In the abstract on bradykinin receptors and ACE inhibition, why did the authors conclude that the ACE-inhibitor-induced B₁-receptor induction involved homologous upregulation? Answer in one to three sentences.

» **Text excerpt**:
———

Induction of functional bradykinin B₁-receptors in normotensive rats and mice under chronic angiotensin-converting enzyme inhibitor treatment

Background - The physiological effects of ACE inhibitors may act in part through a kinin-dependent mechanism. We investigated the effect of chronic ACE-inhibitor treatment on functional kinin B₁- and B₂-receptor expression, which are the molecular entities responsible for the biological effects of kinins. Methods and Results - Rats were subjected to different 6-week treatments using various mixtures of the following agents: ACE inhibitor, angiotensin AT₁-receptor antagonist, and B₁ and B₂-receptor antagonists. Chronic ACE inhibition induced both renal and vascular B₁-receptor expression, whereas B₂-receptor expression was not modified. Furthermore, with B₁-receptor antagonists, it was shown that B₁-receptor induction was involved in the hypotensive effect of ACE inhibition. Using microdissection, we prepared 10 different nephron segments and found ACE-inhibitor-induced expression of functional B₁-receptors in all segments. ACE-inhibitor-induced B₁-receptor induction involved homologous upregulation, because it was prevented by B₁-receptor antagonist treatment. Finally, using B₂-receptor knockout mice, we showed that ACE-inhibitor-induced B₁-receptor expression was B₂-receptor independent. Conclusions - This study provides the first evidence that chronic ACE-inhibitor administration is associated with functional vascular and renal B₁-receptor induction, which is involved in ACE- inhibitor-induced hypotension. The observed B₁-receptor induction in the kidney might participate in the known renoprotective effects of ACE inhibition.

———

» **Data supplied**:
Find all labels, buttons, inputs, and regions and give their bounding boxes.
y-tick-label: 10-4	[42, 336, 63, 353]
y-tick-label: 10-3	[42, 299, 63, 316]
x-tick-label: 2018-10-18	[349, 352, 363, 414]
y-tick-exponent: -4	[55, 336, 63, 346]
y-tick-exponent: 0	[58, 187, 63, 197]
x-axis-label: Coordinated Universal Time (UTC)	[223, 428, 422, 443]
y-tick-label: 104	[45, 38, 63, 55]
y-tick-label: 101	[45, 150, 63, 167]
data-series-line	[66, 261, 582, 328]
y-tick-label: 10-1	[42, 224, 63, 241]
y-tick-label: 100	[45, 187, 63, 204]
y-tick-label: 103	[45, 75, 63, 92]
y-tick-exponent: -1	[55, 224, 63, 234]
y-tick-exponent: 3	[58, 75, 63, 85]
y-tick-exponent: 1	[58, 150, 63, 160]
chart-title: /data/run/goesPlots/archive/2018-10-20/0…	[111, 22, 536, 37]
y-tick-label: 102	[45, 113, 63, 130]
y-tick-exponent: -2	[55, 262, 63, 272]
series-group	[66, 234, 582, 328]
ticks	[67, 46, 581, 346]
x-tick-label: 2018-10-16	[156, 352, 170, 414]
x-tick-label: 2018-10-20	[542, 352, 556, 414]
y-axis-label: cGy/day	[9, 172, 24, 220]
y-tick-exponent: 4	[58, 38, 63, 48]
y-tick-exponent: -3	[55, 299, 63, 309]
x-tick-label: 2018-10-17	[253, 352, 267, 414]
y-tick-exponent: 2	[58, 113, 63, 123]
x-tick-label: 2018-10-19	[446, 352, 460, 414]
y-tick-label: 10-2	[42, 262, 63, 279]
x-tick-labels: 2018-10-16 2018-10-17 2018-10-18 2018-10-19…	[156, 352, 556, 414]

———

» **Response to this task**: The authors concluded this because treatment with a B₁-receptor antagonist prevented the B₁-receptor induction caused by ACE inhibition.